### Task instructions:
Extract the listing in its entirety, keeping each line identical to the original.

══ Input rows ══

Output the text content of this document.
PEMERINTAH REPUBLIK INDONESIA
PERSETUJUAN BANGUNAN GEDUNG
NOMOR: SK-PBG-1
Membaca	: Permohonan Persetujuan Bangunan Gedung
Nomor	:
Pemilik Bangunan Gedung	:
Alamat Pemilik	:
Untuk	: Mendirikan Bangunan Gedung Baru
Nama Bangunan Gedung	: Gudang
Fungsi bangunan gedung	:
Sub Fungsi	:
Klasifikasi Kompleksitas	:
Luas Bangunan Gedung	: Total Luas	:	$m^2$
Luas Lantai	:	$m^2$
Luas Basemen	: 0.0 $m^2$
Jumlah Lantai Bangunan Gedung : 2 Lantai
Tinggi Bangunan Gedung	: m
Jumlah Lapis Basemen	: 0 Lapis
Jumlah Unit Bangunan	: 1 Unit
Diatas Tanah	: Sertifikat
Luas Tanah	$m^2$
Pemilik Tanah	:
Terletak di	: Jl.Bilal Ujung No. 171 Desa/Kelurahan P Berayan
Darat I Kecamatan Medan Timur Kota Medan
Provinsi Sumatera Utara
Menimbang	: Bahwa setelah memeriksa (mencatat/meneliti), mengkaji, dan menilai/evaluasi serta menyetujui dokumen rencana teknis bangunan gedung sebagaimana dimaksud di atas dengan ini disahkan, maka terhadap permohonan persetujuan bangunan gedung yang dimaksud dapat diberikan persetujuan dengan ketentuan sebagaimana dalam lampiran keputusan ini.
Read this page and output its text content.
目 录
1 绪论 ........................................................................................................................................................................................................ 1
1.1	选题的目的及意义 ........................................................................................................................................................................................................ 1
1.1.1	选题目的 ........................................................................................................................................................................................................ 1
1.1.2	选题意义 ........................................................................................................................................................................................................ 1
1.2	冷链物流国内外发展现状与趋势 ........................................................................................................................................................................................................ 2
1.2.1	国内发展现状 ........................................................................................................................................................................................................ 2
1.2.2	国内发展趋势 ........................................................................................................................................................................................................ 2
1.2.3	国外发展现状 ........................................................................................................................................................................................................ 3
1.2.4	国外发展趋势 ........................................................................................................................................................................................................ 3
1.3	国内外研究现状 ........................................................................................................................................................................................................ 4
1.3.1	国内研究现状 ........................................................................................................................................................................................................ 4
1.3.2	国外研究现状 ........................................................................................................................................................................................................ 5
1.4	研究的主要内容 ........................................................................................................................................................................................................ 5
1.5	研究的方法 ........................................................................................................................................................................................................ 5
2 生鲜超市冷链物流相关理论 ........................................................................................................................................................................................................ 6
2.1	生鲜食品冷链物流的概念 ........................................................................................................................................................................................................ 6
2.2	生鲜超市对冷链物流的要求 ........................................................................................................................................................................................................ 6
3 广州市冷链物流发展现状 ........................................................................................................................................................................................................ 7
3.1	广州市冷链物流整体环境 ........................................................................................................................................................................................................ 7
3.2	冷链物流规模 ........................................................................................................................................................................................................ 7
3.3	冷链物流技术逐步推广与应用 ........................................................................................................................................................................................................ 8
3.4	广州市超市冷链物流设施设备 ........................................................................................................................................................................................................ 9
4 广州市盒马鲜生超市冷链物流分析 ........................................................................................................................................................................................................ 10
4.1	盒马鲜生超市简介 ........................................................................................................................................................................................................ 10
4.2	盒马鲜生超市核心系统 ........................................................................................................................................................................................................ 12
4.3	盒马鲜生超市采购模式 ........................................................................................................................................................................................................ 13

═══

### The completed task:
Output the text content of this document.
PEMERINTAH REPUBLIK INDONESIA
PERSETUJUAN BANGUNAN GEDUNG
NOMOR: SK-PBG-1
Membaca	: Permohonan Persetujuan Bangunan Gedung
Nomor	:
Pemilik Bangunan Gedung	:
Alamat Pemilik	:
Untuk	: Mendirikan Bangunan Gedung Baru
Nama Bangunan Gedung	: Gudang
Fungsi bangunan gedung	:
Sub Fungsi	:
Klasifikasi Kompleksitas	:
Luas Bangunan Gedung	: Total Luas	:	$m^2$
Luas Lantai	:	$m^2$
Luas Basemen	: 0.0 $m^2$
Jumlah Lantai Bangunan Gedung : 2 Lantai
Tinggi Bangunan Gedung	: m
Jumlah Lapis Basemen	: 0 Lapis
Jumlah Unit Bangunan	: 1 Unit
Diatas Tanah	: Sertifikat
Luas Tanah	$m^2$
Pemilik Tanah	:
Terletak di	: Jl.Bilal Ujung No. 171 Desa/Kelurahan P Berayan
Darat I Kecamatan Medan Timur Kota Medan
Provinsi Sumatera Utara
Menimbang	: Bahwa setelah memeriksa (mencatat/meneliti), mengkaji, dan menilai/evaluasi serta menyetujui dokumen rencana teknis bangunan gedung sebagaimana dimaksud di atas dengan ini disahkan, maka terhadap permohonan persetujuan bangunan gedung yang dimaksud dapat diberikan persetujuan dengan ketentuan sebagaimana dalam lampiran keputusan ini.
Read this page and output its text content.
目 录
1 绪论 ........................................................................................................................................................................................................ 1
1.1	选题的目的及意义 ........................................................................................................................................................................................................ 1
1.1.1	选题目的 ........................................................................................................................................................................................................ 1
1.1.2	选题意义 ........................................................................................................................................................................................................ 1
1.2	冷链物流国内外发展现状与趋势 ........................................................................................................................................................................................................ 2
1.2.1	国内发展现状 ........................................................................................................................................................................................................ 2
1.2.2	国内发展趋势 ........................................................................................................................................................................................................ 2
1.2.3	国外发展现状 ........................................................................................................................................................................................................ 3
1.2.4	国外发展趋势 ........................................................................................................................................................................................................ 3
1.3	国内外研究现状 ........................................................................................................................................................................................................ 4
1.3.1	国内研究现状 ........................................................................................................................................................................................................ 4
1.3.2	国外研究现状 ........................................................................................................................................................................................................ 5
1.4	研究的主要内容 ........................................................................................................................................................................................................ 5
1.5	研究的方法 ........................................................................................................................................................................................................ 5
2 生鲜超市冷链物流相关理论 ........................................................................................................................................................................................................ 6
2.1	生鲜食品冷链物流的概念 ........................................................................................................................................................................................................ 6
2.2	生鲜超市对冷链物流的要求 ........................................................................................................................................................................................................ 6
3 广州市冷链物流发展现状 ........................................................................................................................................................................................................ 7
3.1	广州市冷链物流整体环境 ........................................................................................................................................................................................................ 7
3.2	冷链物流规模 ........................................................................................................................................................................................................ 7
3.3	冷链物流技术逐步推广与应用 ........................................................................................................................................................................................................ 8
3.4	广州市超市冷链物流设施设备 ........................................................................................................................................................................................................ 9
4 广州市盒马鲜生超市冷链物流分析 ........................................................................................................................................................................................................ 10
4.1	盒马鲜生超市简介 ........................................................................................................................................................................................................ 10
4.2	盒马鲜生超市核心系统 ........................................................................................................................................................................................................ 12
4.3	盒马鲜生超市采购模式 ........................................................................................................................................................................................................ 13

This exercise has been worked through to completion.